[Stored items]
—————
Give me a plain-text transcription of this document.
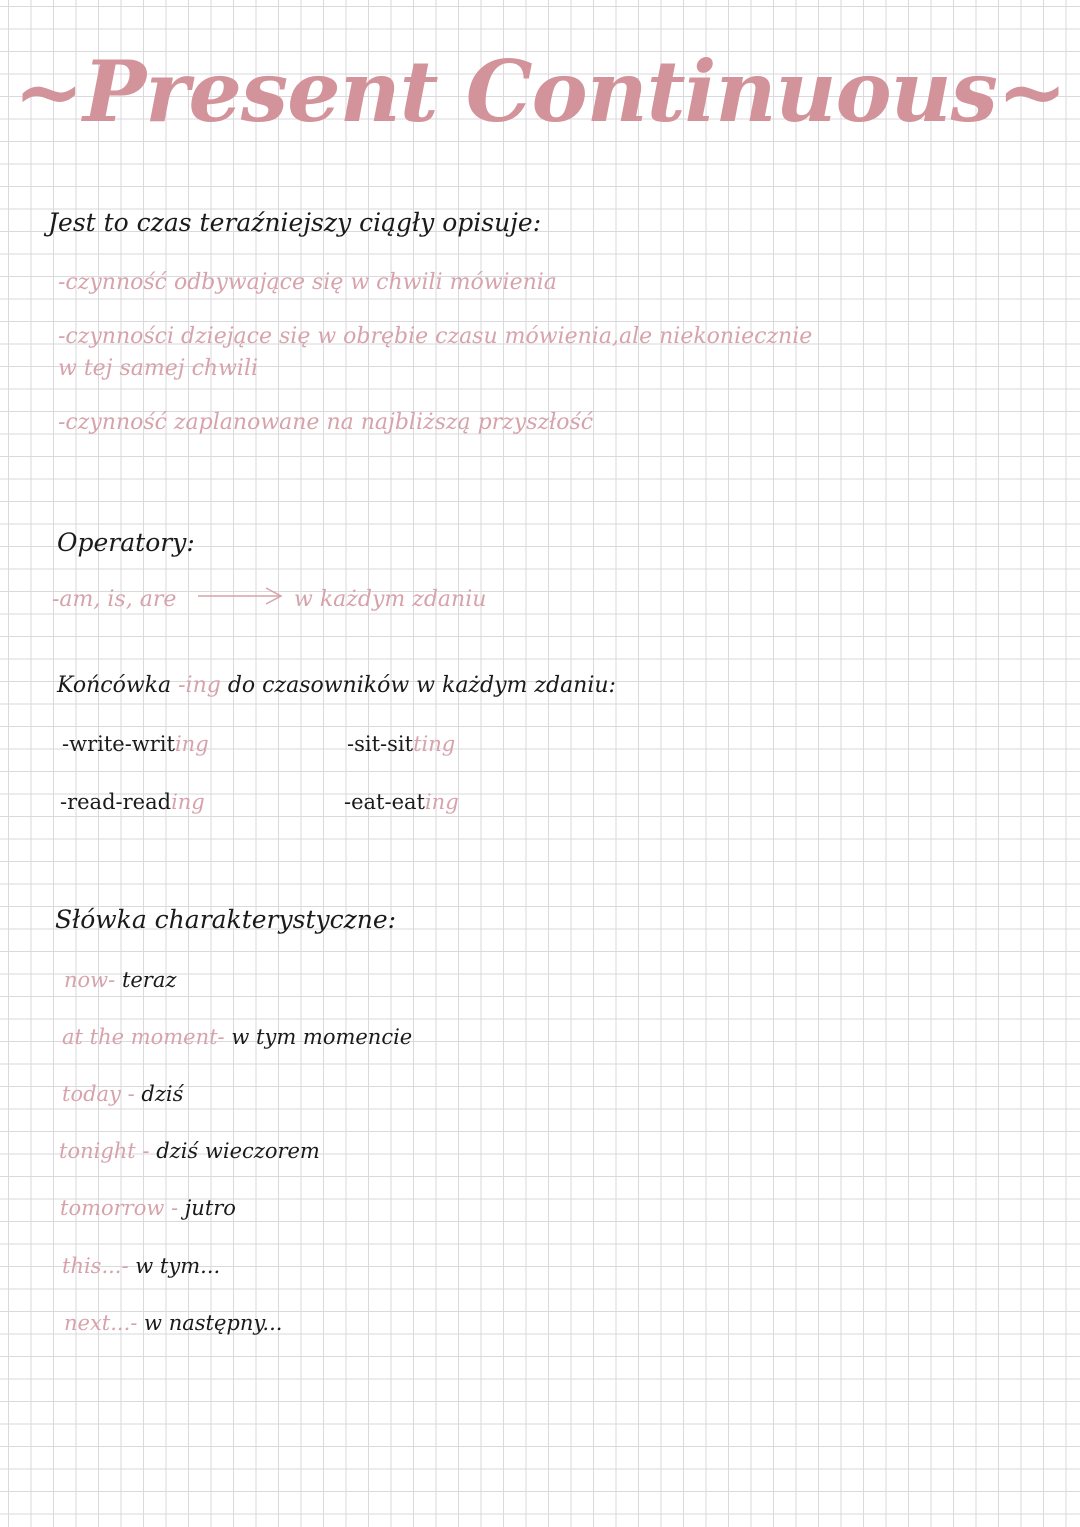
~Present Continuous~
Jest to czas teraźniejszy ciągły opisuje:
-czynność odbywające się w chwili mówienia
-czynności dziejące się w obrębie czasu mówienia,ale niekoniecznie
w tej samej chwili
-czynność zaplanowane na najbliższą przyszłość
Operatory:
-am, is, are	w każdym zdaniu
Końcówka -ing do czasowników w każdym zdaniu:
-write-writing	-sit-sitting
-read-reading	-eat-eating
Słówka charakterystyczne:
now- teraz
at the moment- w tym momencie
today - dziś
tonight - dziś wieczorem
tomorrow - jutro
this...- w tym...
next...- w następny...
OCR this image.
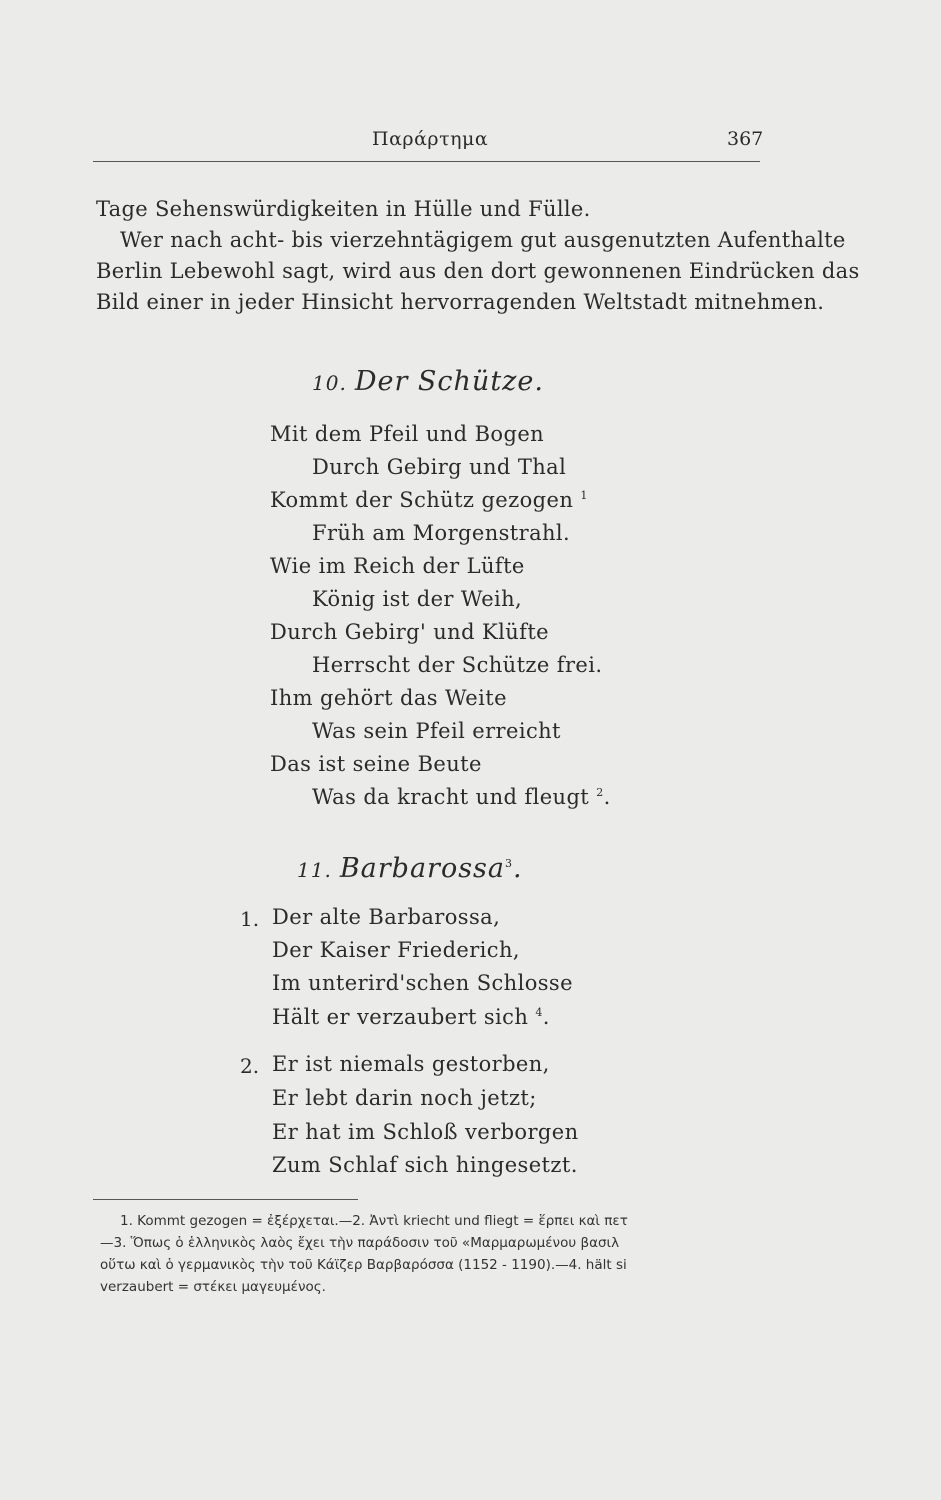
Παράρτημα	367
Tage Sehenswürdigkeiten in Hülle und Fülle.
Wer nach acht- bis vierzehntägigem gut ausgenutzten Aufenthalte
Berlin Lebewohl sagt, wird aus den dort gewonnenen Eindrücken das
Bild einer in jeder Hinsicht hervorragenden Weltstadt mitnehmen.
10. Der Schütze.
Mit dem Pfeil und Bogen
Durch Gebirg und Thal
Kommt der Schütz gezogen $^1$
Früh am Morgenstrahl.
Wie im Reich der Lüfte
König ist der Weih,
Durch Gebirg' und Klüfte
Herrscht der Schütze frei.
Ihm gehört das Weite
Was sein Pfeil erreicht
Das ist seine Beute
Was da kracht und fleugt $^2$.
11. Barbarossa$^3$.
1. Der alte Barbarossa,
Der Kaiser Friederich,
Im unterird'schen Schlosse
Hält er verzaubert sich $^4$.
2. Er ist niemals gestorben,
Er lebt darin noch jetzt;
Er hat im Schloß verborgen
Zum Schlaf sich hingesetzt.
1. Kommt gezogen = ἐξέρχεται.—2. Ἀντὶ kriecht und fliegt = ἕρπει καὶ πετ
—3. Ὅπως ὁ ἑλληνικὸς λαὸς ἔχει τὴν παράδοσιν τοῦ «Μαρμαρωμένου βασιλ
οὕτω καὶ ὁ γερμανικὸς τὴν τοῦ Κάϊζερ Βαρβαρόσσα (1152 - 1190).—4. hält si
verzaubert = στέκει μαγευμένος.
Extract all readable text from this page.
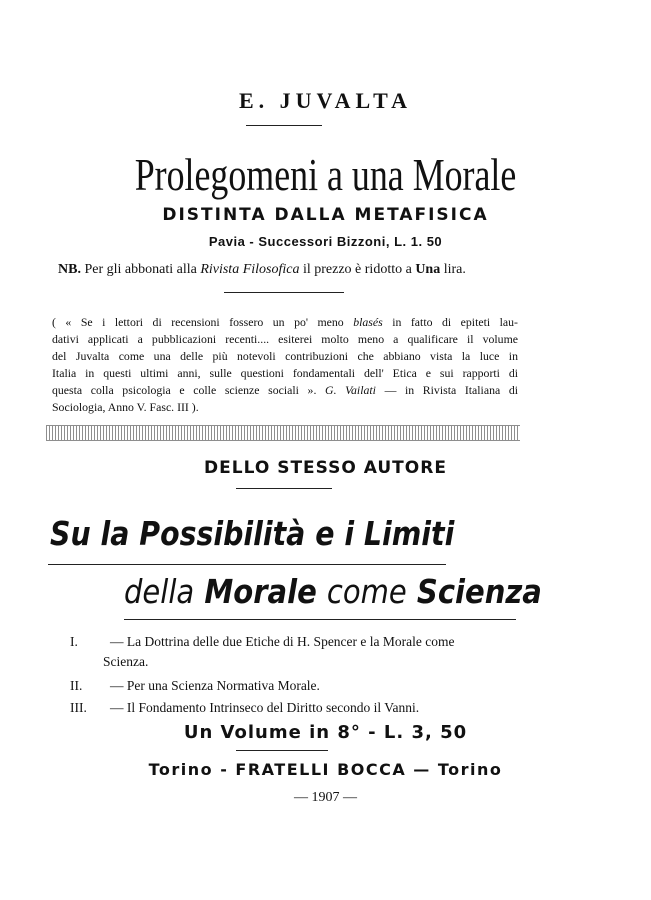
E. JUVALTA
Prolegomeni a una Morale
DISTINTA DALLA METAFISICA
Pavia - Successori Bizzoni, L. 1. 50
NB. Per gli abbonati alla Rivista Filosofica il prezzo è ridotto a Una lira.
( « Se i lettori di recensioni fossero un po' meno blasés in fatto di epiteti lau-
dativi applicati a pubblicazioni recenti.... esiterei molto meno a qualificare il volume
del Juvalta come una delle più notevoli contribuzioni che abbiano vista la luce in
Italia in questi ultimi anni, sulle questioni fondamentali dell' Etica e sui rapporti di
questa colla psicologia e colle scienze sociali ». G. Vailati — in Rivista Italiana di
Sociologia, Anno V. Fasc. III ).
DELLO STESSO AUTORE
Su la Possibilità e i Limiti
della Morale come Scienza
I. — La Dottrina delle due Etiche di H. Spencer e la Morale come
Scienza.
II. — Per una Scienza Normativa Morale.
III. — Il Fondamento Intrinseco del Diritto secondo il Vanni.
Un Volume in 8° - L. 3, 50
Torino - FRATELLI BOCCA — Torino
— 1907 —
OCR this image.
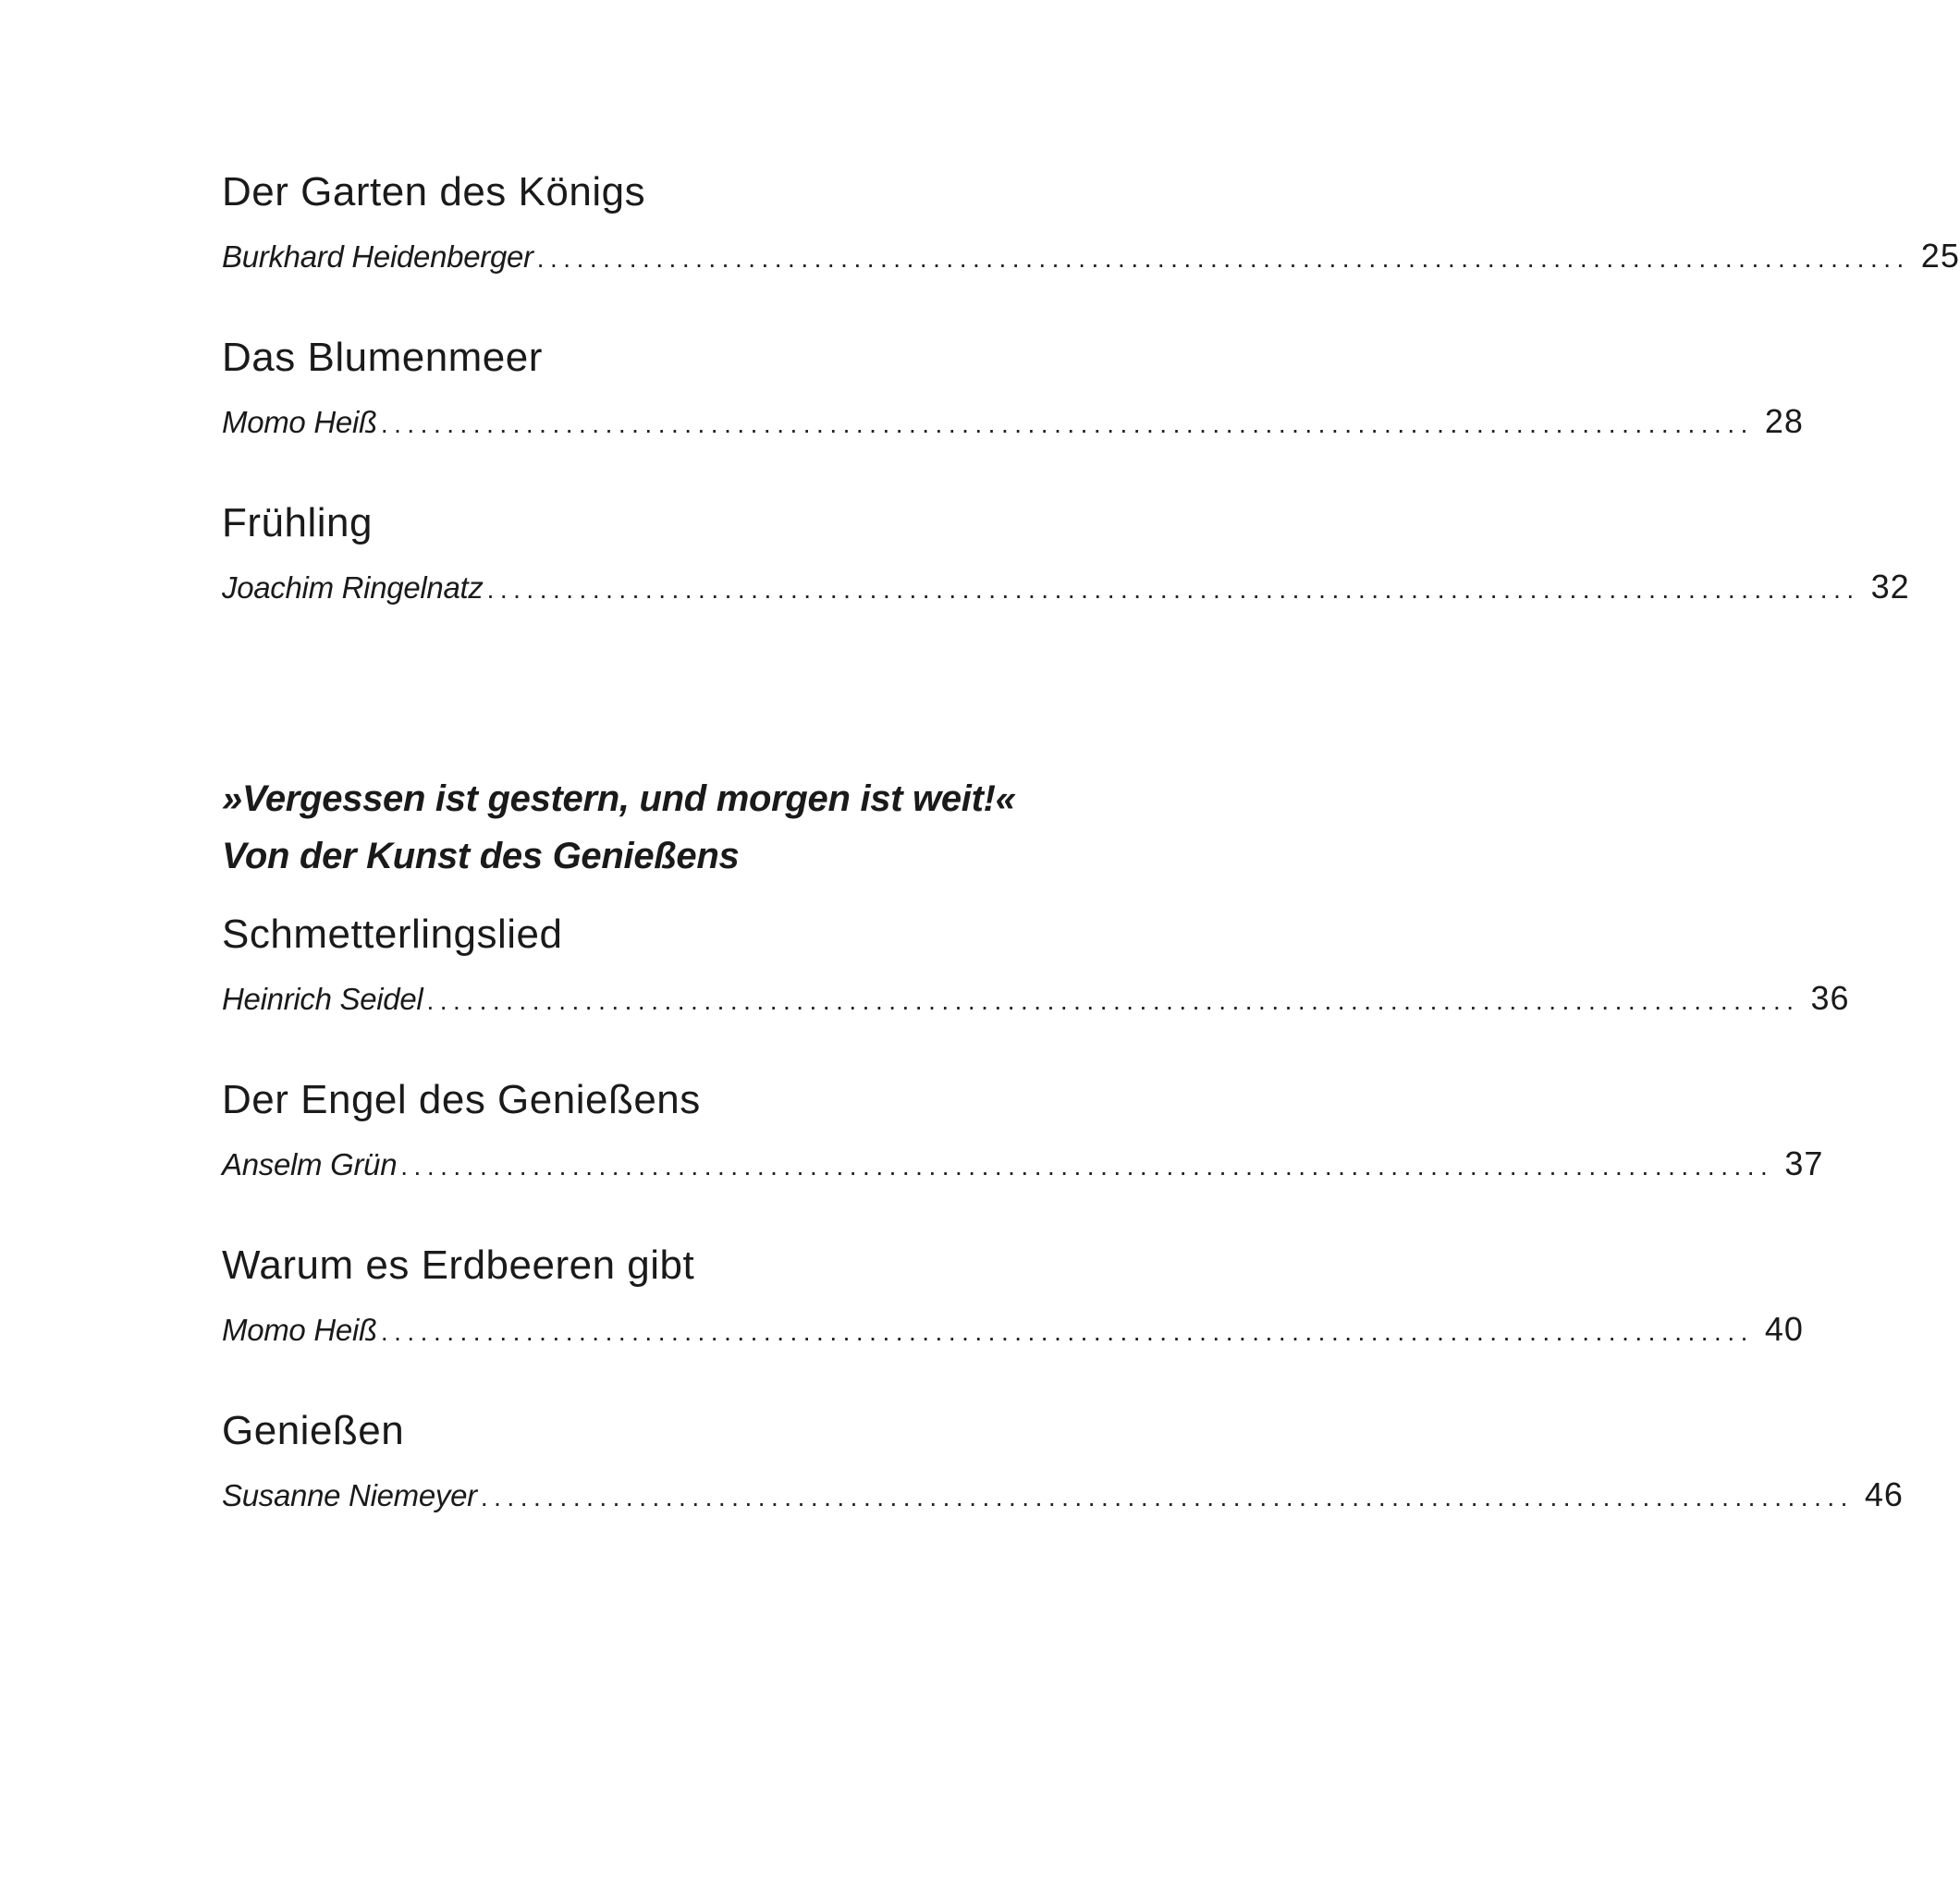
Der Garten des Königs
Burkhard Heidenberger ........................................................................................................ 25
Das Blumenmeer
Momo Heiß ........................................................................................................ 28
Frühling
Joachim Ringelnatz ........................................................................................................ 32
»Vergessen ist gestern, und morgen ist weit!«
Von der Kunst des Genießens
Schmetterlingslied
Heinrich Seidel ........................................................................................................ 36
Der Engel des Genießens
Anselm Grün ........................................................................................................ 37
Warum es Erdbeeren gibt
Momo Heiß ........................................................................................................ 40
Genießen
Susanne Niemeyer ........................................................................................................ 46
—————
*Task brief*: In the records above, find the lines containing "text" and copy them.

*Worked solution*:
Give me a plain-text transcription of this document.
Extract all readable text from this page.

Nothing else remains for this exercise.